**GOAL OF THE EXERCISE:**
Continue the passage on sweating disorders and their diagnostic work-up, starting after its final sentence.

**EXTRACT:**

+--

HS is also one of the leading signs of harlequin syndrome. It is in fact the name of two very different conditions. Here we describe the harlequin syndrome caused by sympathetic lesion; the other condition with this very same name is a skin disorder of congenital ichthyosis.
The name is derived from loss of flushing on one side of the face by ipsilateral sympathetic lesion, which prevents sympathetic facial vasodilatation and sweating. The site of the lesion might as well be identified by Fig. 4.1. In rare cases, symptoms of harlequin syndrome are seen in Adie’s syndrome (tonic pupils with hyporeflexia) or Ross syndrome (tonic pupils with hyporeflexia and segmental anhidrosis). The latter two are usually accompanied with a more widespread involvement of the autonomic nervous system.
4.6 General Considerations for Diagnostic Work-Up
Specific laboratory work-up is necessary only in rare cases and laboratory tests are not widely available [7]. Diagnosis of patients suffering sweating dysfunctions should not depend on the presence of a specialised autonomic laboratory Table 4.1.
4.6.1 Generalised Hyperhidrosis
A carefully taken history should already reveal the generalised character of sweating. In many cases, the patient will tell that “his whole body is soaked wet all the time”. It can be time consuming to find out if increased sweating always affects the whole body or only specific areas. What are the exact circumstances and situations when profuse sweating occurs (physical activity, emotional stress, hot environment, night sweat)? How was sweating before the patient noticed the changes, and was there increased focal sweating before? Concomitant diseases, medication and drug abuse have to be evaluated carefully. According to the obtained information, further diagnostic work-up and management have to be planned.

+--

**PROVIDED RECORDS:**
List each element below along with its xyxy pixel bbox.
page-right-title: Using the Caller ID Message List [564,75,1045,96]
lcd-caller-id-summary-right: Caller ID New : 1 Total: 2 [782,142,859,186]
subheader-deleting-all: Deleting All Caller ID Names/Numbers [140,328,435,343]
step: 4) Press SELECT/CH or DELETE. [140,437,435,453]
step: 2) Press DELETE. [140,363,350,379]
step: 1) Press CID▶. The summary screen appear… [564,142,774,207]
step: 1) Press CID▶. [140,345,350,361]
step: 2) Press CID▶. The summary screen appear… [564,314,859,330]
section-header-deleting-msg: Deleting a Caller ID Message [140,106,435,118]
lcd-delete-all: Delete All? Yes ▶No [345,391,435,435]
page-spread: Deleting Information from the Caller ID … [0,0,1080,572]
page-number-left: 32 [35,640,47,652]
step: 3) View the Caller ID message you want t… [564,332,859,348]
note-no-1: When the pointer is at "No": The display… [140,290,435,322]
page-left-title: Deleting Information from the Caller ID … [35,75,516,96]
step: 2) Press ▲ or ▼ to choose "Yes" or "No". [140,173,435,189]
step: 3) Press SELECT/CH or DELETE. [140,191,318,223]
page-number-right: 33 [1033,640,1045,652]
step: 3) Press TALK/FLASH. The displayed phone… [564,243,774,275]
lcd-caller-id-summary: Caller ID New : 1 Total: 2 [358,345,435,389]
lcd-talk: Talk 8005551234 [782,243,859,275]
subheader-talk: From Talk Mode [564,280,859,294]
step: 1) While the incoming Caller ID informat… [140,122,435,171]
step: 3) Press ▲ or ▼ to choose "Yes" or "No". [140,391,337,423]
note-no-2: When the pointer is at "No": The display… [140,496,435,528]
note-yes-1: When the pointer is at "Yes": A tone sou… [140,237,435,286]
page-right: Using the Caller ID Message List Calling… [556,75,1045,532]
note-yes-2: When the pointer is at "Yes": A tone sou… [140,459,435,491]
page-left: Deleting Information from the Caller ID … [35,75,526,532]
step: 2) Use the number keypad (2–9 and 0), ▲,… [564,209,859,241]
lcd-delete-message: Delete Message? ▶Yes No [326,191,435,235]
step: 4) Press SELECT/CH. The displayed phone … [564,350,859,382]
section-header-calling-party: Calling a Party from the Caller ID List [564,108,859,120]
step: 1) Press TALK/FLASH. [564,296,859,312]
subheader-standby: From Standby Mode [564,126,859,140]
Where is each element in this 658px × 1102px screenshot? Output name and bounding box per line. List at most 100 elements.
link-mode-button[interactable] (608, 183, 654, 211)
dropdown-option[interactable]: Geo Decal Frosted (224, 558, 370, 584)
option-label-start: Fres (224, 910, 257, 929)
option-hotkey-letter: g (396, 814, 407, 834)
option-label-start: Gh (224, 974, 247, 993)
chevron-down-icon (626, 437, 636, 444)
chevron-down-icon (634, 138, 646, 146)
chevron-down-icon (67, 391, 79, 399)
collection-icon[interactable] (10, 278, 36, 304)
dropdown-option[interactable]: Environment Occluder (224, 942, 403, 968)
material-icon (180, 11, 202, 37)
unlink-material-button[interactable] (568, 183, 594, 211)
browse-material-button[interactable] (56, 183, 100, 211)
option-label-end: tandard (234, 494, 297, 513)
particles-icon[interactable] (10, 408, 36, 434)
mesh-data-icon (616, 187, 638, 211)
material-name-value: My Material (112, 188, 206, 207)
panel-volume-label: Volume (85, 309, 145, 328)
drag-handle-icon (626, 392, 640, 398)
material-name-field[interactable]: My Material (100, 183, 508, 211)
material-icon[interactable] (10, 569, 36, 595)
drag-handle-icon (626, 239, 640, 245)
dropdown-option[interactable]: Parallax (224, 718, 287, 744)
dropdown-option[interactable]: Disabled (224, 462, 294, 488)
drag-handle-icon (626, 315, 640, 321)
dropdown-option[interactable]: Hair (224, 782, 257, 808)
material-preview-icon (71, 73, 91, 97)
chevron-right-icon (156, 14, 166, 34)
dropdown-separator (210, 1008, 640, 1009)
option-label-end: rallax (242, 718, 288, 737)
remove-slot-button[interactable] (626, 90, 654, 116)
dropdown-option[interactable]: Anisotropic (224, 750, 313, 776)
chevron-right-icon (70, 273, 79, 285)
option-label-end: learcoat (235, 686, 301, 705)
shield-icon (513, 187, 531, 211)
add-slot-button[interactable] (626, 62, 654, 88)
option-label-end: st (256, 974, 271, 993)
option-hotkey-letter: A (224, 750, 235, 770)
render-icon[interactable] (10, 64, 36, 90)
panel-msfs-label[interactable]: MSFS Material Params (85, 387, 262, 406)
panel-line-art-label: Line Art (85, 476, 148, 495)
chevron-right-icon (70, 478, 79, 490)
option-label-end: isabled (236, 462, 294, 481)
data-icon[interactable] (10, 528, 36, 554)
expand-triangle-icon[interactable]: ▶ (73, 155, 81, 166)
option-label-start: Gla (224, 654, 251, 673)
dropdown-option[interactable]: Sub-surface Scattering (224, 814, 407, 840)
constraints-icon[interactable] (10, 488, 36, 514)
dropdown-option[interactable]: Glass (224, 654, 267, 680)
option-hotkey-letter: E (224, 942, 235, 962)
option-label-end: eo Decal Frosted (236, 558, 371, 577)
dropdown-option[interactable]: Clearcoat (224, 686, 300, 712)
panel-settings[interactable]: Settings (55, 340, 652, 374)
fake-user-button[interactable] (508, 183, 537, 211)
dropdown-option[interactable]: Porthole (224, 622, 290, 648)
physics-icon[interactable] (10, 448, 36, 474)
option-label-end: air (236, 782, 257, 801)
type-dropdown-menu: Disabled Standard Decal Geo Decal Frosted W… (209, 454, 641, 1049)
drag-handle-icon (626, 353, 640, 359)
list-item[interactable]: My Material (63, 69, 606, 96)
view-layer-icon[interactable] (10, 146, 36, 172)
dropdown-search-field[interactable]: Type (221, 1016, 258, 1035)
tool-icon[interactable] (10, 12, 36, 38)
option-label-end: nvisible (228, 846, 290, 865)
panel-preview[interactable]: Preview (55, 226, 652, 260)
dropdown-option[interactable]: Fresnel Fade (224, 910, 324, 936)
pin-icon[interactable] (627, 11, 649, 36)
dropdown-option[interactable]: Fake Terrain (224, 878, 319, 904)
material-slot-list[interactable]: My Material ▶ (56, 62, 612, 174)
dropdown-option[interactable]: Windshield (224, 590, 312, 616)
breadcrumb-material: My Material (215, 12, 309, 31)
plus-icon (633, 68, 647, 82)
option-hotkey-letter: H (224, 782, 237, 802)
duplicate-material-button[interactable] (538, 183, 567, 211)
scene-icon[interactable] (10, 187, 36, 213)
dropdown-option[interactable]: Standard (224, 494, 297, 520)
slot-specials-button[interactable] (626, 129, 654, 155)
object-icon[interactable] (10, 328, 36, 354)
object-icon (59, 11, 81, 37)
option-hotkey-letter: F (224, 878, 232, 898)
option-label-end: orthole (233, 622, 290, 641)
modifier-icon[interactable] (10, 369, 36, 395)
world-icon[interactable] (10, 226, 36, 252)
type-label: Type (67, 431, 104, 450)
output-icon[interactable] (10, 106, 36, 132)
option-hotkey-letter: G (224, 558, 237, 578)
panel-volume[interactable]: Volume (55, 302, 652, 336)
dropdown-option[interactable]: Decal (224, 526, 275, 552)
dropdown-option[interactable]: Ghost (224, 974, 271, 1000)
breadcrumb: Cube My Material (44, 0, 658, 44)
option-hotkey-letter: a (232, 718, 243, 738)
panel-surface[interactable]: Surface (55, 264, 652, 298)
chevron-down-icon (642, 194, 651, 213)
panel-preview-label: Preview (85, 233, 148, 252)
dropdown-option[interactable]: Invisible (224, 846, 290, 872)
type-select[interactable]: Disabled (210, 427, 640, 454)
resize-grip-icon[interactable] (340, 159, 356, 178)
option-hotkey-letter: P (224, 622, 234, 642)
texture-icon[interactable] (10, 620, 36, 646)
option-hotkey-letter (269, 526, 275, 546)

+--

**OUTPUT OF THE EXERCISE:**
4.6.2 Generalised Hypohidrosis
This is a rare and sometimes life-threatening condition, because of hyperthermia or heat-related illness, as body core temperature homeostasis cannot be maintained. Most patients remain unaware of hypohidrosis and may report on heat intolerance with dizziness, vertigo, dyspnoea and even fainting. It has to be differentiated if the condition increased gradually, maybe as a severe form of progressive hypohidrosis beginning in the extremities, or if it had sudden onset. In the latter case, drugs may play a causal role including antimuscarinic anticholinergic agents, carbonic anhydrase inhibitors and tricyclic antidepressants [12]. These drugs are quite often found to cause sudomotor side effects in elderly patients. Other neurological side effects such as overactive bladder, neuropathic pain, irritable bowel syndrome, reactive airway disease, Parkinson’s disease, dizziness, depression, nausea and headache may contribute to heat-associated illness in this population (for a detailed description of the route of action of different drugs, see Cheshire and Fealey [12]). Further factors include decline in sweating responses with ageing and fluid restriction. As acetylcholine is the principal neurocrine mediator, anhidrosis is one of the clinical hallmarks by which acute anticholinergic toxicity may be recognised. The symptom of drymouth often accompanies the less apparent symptom of hypohidrosis. In any case, drug screening may be valuable including a drug history, eventually also drug abuse.